[Dataset listings of figures]
# # # # #

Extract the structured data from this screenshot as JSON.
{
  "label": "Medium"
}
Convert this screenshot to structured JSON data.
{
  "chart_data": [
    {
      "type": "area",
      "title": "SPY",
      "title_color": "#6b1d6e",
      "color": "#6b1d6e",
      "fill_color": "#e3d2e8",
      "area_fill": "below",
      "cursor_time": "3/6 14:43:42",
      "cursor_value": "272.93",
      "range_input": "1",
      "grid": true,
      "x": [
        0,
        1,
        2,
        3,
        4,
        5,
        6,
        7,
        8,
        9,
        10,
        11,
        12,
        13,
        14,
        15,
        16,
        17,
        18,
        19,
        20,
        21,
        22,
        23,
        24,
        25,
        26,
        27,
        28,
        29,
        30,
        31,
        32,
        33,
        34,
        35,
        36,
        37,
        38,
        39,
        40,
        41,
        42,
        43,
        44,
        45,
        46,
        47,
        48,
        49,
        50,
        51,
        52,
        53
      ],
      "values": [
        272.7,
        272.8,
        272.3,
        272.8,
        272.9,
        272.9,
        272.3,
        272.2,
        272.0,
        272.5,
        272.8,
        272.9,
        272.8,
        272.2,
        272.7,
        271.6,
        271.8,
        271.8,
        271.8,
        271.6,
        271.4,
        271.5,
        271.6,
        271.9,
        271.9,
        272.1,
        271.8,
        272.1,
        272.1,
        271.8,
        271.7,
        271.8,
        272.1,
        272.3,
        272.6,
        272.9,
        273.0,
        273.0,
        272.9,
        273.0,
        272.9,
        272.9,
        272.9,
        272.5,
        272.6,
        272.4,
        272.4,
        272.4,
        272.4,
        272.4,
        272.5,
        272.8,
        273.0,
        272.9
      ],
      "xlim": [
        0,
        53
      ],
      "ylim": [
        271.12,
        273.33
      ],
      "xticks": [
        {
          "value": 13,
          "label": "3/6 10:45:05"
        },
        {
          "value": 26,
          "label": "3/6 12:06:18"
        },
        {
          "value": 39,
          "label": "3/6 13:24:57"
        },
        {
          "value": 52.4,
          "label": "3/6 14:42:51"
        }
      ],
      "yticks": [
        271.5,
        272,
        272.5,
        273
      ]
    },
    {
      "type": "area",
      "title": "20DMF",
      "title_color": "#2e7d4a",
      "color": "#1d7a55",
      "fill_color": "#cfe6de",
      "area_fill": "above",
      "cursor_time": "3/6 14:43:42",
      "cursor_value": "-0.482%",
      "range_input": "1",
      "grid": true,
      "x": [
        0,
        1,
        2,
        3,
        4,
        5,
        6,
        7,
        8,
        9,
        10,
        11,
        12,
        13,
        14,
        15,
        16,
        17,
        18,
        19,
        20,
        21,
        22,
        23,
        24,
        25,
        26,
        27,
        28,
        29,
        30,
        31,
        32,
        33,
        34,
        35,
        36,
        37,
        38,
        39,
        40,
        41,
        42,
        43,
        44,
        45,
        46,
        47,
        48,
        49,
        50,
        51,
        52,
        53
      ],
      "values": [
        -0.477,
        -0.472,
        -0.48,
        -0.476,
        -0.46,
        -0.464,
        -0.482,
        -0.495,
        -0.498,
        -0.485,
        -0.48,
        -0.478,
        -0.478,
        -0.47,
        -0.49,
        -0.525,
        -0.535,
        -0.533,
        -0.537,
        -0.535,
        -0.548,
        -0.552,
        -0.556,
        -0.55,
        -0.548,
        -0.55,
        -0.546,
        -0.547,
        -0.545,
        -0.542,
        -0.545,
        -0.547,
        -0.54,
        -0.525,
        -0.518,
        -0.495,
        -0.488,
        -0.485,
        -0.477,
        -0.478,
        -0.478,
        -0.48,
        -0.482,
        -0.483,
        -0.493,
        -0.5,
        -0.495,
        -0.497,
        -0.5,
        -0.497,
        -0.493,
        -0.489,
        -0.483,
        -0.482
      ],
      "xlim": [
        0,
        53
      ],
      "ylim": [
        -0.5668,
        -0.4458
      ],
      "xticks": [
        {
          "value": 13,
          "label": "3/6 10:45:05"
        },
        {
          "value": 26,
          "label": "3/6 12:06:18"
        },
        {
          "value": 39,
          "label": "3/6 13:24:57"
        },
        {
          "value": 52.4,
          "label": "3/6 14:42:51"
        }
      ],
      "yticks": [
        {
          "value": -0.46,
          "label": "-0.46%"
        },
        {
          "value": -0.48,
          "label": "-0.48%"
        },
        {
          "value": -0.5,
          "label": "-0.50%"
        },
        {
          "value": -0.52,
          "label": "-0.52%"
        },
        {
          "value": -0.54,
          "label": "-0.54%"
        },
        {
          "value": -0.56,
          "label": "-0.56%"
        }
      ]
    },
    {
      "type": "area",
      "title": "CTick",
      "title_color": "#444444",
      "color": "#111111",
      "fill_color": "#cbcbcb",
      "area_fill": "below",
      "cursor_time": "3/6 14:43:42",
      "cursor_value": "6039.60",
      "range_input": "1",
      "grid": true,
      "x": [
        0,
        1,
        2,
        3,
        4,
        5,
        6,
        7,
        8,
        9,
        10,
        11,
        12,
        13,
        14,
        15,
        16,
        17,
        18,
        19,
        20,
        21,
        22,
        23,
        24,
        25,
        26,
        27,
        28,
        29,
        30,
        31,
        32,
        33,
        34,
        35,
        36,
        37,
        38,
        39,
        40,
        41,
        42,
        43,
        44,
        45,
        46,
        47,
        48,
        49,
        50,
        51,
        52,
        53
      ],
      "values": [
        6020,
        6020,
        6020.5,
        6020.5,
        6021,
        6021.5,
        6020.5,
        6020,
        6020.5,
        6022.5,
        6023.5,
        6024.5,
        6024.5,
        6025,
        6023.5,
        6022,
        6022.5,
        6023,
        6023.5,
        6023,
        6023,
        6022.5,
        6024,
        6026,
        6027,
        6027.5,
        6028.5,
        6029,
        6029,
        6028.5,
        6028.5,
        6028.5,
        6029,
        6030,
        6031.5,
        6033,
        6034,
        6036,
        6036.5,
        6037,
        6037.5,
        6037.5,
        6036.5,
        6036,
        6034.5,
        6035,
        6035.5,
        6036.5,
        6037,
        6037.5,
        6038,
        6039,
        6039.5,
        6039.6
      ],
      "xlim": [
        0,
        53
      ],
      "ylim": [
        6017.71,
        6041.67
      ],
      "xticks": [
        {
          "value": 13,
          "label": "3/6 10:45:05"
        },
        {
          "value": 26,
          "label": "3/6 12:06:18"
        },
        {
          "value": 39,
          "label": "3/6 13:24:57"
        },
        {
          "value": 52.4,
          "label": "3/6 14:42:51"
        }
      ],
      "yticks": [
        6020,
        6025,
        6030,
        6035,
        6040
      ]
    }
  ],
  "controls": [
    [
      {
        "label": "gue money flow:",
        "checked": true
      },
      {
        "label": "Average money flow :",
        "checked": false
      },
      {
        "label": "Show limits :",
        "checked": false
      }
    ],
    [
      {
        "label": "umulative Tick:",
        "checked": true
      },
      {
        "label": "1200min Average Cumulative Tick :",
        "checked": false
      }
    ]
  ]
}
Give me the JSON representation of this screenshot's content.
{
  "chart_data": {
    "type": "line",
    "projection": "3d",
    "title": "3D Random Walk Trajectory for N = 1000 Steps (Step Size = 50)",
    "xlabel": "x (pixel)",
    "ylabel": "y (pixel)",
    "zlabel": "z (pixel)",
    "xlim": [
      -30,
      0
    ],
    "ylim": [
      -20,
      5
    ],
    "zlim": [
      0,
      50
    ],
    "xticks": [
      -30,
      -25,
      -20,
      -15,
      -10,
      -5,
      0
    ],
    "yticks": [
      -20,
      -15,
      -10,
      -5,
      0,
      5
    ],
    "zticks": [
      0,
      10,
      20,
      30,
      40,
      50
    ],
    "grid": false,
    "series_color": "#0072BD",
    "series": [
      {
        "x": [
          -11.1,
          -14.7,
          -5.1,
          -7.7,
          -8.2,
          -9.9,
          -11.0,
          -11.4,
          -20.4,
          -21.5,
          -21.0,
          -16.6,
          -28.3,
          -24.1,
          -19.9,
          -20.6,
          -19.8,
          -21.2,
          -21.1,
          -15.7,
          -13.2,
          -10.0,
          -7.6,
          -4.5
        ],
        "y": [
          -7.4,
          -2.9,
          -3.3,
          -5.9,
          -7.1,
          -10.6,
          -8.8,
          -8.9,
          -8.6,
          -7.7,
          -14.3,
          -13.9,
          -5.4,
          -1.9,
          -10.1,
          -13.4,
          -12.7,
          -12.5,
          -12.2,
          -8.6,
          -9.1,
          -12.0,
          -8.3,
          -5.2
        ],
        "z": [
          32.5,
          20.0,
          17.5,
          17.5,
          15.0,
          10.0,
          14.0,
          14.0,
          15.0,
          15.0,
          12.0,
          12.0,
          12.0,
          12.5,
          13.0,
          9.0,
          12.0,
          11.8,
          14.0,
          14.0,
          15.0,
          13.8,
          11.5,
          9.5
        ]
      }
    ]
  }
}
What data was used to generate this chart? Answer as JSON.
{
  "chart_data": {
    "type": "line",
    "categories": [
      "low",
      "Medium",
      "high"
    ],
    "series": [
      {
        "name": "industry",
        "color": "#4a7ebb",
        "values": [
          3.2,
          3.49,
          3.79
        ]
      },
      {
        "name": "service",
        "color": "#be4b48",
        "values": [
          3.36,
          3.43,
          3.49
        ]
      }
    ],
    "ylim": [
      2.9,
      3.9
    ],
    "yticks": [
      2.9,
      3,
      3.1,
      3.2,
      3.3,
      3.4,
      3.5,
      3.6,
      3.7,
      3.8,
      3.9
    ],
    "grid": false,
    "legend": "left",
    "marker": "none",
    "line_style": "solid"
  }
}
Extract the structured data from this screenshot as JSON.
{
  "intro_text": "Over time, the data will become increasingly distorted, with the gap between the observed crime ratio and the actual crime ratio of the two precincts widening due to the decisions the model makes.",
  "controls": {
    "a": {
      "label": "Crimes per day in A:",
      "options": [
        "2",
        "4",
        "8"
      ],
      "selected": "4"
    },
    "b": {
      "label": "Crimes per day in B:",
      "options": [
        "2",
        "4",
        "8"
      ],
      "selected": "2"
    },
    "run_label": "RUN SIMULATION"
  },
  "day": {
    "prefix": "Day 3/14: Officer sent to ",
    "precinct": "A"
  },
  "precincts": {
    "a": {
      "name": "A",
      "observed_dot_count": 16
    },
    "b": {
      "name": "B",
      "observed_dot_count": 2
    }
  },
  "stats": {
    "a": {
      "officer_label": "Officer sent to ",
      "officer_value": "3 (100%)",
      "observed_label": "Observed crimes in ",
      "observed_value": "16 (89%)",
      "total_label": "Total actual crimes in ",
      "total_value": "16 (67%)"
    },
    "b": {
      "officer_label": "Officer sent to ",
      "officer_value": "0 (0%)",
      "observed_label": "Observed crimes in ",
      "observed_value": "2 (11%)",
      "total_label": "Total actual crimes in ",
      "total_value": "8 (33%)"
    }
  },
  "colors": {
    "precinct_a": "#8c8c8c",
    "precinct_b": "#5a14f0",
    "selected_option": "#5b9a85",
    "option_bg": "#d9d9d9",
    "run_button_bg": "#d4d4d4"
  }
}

# # # # #

Written task:
Of the lines in the entries above, how many include "screenshot"? Only the number should be given.

The solution:
4